§ SUPPLIED DATA:
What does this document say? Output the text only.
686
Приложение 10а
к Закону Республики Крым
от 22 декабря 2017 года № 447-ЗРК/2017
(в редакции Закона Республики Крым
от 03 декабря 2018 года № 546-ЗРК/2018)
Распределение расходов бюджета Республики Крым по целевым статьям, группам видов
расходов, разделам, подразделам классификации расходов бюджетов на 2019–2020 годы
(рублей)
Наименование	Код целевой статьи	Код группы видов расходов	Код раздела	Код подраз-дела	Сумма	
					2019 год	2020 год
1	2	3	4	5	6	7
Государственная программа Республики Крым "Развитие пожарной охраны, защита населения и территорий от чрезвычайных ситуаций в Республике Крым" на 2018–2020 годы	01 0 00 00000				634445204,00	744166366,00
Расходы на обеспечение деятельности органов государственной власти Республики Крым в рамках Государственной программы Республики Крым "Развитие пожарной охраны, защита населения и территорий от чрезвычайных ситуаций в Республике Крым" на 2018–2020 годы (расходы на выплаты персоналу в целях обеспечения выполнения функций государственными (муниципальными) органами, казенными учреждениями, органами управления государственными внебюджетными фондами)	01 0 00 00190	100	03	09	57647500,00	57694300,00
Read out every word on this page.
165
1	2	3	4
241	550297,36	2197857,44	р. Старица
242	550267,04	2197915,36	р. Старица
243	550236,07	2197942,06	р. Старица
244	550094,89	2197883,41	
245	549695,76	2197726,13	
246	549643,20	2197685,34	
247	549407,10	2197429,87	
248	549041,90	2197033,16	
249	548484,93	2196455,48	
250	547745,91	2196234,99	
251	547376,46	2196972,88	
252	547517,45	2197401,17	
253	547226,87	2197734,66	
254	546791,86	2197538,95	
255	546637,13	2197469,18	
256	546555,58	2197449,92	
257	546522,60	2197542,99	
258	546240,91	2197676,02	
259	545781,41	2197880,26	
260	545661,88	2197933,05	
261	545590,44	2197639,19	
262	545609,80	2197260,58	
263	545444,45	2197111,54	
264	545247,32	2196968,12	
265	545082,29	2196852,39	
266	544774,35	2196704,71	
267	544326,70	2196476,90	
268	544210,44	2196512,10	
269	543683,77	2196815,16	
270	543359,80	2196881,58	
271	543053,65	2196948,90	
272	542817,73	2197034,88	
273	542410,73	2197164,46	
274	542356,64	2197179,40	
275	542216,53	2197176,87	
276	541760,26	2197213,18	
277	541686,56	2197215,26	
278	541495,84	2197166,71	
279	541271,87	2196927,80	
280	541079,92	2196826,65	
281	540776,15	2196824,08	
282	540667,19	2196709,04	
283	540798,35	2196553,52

§ GIVEN EXERCISE: State the number of lines in the data that include the string "пожарной", and add nothing else.

§ EXERCISE ANSWER: 2